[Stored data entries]

____________

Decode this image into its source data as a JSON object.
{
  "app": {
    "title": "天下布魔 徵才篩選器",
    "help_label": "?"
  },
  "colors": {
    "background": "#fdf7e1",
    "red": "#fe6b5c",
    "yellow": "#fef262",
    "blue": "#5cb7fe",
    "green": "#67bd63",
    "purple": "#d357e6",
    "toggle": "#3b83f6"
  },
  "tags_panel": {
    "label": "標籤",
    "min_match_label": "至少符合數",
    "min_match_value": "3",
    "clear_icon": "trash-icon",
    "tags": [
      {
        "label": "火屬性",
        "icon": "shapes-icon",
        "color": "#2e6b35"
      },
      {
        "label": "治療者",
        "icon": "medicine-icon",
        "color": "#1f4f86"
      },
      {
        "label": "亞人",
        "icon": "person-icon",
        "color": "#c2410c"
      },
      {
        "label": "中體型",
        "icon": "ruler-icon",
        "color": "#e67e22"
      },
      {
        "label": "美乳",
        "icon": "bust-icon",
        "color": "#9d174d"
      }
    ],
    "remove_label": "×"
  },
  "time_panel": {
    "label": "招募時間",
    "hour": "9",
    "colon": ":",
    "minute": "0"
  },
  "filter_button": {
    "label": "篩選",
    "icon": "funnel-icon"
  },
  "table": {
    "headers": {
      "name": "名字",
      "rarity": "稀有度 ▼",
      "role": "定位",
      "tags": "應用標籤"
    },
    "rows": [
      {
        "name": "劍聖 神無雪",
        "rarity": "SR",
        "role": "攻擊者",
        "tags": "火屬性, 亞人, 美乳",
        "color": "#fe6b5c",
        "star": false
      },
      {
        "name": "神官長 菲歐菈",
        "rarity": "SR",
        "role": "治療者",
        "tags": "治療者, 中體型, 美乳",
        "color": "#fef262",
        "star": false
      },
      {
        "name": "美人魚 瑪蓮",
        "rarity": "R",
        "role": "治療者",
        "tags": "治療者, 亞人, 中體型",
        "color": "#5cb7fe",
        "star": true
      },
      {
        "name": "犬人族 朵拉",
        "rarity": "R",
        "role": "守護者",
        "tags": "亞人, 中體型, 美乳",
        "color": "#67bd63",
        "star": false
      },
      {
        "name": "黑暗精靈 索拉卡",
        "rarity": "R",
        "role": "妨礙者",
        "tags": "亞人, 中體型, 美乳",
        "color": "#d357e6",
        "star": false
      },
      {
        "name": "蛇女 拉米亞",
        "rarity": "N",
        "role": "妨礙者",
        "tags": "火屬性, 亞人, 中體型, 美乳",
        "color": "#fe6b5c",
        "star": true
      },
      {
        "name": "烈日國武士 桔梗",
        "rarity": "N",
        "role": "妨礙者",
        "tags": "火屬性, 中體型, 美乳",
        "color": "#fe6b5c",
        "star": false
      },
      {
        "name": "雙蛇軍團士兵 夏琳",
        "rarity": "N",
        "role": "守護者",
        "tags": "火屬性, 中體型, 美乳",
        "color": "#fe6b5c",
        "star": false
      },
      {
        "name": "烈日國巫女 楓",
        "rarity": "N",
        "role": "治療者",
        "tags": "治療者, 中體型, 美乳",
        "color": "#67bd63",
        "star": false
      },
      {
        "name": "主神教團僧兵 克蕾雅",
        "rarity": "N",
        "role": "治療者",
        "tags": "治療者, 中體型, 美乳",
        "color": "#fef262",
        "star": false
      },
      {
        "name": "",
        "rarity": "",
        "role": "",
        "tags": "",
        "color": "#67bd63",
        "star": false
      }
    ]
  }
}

____________

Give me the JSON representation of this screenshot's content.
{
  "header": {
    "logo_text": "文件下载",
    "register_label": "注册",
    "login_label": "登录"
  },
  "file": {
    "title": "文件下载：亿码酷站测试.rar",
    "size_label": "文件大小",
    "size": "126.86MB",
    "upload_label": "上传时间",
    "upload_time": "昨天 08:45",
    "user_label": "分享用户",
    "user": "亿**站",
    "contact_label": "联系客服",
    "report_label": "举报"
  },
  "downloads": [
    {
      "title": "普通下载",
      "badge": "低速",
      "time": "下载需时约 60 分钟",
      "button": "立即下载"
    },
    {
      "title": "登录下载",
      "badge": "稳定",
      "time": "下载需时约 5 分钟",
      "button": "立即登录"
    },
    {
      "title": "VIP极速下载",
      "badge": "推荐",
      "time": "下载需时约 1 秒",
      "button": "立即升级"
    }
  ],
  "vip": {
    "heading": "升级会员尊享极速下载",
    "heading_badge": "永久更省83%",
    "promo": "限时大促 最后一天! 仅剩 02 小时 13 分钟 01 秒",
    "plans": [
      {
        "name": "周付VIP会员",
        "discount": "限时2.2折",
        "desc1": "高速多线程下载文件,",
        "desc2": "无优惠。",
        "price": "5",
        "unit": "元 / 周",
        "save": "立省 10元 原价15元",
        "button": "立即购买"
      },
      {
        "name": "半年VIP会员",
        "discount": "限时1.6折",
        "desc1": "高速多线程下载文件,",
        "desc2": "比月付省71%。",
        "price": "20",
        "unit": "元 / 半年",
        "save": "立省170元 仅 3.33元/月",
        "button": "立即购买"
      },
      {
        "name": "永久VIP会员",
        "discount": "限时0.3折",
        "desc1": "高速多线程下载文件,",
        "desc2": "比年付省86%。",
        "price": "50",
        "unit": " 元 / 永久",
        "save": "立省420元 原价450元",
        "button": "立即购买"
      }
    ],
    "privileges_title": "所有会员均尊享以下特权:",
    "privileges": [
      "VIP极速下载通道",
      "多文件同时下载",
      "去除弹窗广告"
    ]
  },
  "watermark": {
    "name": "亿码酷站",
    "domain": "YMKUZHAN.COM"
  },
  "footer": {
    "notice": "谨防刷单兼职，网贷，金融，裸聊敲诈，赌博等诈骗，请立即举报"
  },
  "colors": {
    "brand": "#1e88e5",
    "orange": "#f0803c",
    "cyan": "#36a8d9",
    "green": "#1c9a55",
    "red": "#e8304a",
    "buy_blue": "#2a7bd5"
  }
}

____________

* What is needed *
Write down the number of lines where the word "save" appears, and nothing further.

* Full solution *
3